## EXERCISE TASK
Below are entries. Pull out all lines containing "list".

## Records contained in a dataset
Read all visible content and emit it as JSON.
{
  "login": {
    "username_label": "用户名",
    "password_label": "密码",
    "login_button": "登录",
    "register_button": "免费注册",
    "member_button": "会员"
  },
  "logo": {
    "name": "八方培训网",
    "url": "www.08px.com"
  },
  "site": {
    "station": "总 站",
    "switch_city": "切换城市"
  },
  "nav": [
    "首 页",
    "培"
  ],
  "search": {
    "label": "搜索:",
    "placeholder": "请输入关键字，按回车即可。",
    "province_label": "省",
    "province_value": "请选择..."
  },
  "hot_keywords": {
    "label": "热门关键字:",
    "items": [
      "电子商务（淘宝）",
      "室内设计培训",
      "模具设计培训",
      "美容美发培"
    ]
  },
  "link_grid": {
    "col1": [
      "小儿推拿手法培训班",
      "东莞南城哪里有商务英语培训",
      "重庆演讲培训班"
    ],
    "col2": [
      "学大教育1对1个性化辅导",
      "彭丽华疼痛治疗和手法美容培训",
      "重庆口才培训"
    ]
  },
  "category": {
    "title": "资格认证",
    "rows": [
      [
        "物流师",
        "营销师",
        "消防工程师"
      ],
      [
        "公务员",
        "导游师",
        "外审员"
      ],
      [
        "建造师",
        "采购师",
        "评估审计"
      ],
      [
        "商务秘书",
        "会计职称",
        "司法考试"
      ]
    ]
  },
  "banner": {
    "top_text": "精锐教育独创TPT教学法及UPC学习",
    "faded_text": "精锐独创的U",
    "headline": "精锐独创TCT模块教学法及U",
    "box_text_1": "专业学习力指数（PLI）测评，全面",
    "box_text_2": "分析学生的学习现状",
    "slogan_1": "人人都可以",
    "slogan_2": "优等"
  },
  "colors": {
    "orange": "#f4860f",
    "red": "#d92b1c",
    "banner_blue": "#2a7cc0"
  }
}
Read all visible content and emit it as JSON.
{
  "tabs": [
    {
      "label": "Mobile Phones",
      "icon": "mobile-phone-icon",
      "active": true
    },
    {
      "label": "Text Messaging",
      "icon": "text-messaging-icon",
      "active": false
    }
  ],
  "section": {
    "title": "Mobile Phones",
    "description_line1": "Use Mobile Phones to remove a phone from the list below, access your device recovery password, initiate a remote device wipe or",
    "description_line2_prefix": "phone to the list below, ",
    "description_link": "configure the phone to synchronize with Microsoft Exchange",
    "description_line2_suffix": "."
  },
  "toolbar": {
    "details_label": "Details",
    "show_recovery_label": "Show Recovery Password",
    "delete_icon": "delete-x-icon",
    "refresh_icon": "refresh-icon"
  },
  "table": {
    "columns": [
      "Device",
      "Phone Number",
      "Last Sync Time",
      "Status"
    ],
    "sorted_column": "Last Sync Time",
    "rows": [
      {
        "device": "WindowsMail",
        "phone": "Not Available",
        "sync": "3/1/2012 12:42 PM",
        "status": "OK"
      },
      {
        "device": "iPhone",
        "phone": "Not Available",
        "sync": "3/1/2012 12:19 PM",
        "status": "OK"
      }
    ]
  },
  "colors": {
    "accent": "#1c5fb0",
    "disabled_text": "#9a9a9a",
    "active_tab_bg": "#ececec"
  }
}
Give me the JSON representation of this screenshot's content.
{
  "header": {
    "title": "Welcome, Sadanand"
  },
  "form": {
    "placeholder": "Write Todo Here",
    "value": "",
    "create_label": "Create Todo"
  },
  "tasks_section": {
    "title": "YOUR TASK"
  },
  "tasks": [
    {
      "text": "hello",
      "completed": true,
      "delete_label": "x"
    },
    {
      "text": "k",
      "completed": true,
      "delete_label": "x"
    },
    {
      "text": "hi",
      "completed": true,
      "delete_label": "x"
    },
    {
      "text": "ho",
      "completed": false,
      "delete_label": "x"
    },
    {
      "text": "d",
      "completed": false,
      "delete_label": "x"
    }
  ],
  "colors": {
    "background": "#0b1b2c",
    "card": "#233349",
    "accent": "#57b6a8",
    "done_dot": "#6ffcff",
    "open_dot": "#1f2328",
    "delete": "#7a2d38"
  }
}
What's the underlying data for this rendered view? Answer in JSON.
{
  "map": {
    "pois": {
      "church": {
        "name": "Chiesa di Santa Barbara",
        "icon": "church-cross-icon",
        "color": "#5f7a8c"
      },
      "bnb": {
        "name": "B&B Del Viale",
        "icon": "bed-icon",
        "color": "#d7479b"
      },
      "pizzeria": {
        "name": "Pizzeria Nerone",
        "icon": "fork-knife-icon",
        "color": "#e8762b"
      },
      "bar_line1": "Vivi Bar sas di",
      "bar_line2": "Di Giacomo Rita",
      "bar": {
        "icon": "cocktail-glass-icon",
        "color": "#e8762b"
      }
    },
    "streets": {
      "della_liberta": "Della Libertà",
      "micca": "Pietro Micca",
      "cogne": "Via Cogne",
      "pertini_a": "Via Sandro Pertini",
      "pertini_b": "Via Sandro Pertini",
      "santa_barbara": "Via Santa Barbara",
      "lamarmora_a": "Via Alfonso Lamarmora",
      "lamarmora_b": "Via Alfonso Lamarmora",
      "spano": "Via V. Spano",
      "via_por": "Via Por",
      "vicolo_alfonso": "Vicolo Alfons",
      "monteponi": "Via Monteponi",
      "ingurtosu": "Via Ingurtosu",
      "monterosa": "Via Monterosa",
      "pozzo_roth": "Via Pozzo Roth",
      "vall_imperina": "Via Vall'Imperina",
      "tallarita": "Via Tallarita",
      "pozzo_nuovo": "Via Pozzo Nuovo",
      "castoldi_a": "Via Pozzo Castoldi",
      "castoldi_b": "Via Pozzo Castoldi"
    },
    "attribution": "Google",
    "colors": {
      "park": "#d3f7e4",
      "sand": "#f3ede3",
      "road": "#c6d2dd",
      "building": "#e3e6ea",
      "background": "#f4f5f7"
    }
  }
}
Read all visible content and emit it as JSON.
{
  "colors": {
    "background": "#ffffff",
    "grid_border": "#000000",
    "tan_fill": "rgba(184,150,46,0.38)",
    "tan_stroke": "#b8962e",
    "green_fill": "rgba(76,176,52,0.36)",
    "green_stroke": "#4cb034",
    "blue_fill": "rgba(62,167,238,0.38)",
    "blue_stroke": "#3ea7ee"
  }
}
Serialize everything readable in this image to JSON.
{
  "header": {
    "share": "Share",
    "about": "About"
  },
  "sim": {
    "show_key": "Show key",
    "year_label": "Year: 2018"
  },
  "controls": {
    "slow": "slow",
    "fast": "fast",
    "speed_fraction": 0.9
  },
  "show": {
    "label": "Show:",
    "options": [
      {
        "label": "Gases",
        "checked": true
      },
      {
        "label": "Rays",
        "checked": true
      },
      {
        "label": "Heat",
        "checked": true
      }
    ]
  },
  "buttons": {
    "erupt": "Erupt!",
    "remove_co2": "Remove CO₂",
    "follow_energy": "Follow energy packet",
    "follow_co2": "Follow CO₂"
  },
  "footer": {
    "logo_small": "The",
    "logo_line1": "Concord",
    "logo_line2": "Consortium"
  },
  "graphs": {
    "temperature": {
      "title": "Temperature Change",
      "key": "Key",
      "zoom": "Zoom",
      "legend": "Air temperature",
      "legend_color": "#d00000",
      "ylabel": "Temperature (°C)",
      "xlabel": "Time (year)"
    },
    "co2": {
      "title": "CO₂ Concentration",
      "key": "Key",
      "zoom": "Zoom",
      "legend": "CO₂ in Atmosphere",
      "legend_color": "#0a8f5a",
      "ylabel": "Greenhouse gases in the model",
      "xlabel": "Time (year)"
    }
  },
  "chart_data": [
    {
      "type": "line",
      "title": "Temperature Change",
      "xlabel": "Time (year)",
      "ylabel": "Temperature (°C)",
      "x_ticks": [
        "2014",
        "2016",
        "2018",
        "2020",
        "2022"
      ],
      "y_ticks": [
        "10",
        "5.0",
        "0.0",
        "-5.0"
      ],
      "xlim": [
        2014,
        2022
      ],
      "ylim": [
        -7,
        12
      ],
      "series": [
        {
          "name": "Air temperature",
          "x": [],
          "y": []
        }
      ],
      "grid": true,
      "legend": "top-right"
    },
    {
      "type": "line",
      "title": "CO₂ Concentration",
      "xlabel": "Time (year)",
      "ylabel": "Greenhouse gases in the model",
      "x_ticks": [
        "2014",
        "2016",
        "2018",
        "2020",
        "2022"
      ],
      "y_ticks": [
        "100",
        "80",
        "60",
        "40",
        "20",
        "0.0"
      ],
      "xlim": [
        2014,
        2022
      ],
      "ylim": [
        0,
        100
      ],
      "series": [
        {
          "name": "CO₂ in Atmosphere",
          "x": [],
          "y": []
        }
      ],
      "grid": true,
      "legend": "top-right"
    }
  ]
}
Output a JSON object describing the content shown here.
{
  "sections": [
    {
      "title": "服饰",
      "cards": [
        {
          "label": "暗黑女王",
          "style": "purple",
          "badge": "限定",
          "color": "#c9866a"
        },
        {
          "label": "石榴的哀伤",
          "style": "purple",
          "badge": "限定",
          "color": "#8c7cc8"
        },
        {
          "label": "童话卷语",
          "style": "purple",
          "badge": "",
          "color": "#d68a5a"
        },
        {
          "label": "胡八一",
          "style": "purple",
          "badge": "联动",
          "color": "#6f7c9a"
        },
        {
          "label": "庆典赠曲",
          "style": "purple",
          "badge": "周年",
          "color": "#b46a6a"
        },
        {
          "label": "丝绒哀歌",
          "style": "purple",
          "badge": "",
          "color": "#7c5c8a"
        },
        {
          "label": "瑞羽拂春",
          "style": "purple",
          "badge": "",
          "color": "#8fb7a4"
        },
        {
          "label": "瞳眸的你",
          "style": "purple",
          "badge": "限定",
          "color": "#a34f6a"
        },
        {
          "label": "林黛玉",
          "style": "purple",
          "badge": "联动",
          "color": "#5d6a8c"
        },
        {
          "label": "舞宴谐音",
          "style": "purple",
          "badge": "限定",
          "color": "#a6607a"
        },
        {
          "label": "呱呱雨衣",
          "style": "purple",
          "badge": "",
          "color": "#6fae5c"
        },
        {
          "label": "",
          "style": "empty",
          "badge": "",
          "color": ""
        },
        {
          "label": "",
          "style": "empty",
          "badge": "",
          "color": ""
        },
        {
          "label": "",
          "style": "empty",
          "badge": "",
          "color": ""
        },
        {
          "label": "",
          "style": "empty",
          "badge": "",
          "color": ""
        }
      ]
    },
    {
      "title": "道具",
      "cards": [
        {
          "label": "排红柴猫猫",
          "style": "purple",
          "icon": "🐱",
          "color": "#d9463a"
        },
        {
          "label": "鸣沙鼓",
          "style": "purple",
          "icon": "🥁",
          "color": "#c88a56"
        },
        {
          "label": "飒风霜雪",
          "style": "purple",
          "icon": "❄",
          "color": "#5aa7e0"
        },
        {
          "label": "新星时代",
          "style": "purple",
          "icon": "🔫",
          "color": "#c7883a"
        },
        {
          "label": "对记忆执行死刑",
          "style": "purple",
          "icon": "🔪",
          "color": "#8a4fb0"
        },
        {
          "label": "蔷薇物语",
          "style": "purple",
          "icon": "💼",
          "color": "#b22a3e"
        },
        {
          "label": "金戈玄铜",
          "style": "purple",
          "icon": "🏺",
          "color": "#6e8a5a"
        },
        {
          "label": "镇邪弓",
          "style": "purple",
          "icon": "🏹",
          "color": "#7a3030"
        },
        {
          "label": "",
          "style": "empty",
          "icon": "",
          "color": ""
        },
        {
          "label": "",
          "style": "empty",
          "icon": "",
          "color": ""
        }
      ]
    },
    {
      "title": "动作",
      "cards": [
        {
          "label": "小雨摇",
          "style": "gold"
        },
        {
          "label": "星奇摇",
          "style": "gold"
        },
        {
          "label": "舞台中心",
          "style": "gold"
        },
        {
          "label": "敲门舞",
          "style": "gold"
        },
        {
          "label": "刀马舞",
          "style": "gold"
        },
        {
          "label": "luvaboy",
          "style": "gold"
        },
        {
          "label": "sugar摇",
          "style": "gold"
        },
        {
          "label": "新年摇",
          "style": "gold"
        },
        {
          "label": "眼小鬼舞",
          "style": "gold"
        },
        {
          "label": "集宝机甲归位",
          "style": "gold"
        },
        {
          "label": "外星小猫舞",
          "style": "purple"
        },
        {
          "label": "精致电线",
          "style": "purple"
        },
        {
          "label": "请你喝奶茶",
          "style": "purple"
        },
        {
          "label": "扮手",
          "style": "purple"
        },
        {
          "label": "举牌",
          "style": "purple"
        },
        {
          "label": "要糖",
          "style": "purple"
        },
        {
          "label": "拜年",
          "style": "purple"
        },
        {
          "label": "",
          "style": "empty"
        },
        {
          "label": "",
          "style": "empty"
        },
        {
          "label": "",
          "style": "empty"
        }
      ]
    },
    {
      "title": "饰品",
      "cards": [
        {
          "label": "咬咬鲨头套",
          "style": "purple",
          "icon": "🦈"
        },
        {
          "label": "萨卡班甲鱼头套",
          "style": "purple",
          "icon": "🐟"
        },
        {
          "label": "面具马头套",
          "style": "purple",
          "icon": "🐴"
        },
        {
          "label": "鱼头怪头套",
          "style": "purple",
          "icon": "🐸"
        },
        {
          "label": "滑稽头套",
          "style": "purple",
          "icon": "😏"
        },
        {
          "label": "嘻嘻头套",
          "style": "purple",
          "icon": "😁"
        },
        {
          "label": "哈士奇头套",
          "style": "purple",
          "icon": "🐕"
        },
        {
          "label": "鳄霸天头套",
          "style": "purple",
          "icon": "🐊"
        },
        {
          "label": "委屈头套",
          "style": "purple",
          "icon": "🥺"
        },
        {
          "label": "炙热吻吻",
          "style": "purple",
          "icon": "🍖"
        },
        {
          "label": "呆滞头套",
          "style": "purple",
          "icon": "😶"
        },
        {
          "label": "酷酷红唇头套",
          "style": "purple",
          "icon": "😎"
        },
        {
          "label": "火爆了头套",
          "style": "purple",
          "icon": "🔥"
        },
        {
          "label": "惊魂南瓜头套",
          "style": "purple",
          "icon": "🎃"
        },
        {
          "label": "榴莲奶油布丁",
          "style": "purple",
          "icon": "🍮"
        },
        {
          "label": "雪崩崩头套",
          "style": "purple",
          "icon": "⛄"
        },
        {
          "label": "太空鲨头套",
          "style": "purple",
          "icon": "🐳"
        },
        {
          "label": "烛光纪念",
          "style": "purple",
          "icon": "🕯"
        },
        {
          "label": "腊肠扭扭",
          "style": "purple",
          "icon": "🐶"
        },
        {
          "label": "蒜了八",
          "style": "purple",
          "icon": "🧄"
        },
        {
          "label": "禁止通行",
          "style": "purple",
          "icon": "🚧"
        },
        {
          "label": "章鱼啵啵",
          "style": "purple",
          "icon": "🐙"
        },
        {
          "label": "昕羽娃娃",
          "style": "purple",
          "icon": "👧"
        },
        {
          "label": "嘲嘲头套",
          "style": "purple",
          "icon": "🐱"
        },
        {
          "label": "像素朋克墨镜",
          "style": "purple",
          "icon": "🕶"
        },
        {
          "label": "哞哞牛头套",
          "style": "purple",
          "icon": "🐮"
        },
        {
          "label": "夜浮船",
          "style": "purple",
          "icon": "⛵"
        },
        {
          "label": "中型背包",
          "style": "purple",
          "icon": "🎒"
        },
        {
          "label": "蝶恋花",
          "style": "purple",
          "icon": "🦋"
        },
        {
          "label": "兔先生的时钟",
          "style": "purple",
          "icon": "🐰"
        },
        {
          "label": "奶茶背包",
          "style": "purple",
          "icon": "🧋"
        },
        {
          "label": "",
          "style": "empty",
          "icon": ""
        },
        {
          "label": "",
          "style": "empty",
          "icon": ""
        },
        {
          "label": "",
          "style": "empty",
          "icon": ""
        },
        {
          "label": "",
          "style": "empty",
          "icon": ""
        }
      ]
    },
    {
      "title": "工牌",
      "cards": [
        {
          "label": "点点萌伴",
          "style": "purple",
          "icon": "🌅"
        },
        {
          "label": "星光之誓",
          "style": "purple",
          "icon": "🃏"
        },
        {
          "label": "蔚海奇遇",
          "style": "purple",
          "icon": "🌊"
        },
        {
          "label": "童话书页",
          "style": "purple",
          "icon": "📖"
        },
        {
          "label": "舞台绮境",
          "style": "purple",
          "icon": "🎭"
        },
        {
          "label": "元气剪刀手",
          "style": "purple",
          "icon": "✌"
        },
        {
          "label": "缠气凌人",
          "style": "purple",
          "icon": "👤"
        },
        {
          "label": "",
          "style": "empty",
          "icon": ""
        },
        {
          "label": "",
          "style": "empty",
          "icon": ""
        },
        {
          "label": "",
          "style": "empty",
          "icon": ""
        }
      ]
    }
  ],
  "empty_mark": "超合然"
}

## ANSWER FOR THIS EXERCISE
    "description_line1": "Use Mobile Phones to remove a phone from the list below, access your device recovery password, initiate a remote device wipe or",
    "description_line2_prefix": "phone to the list below, ",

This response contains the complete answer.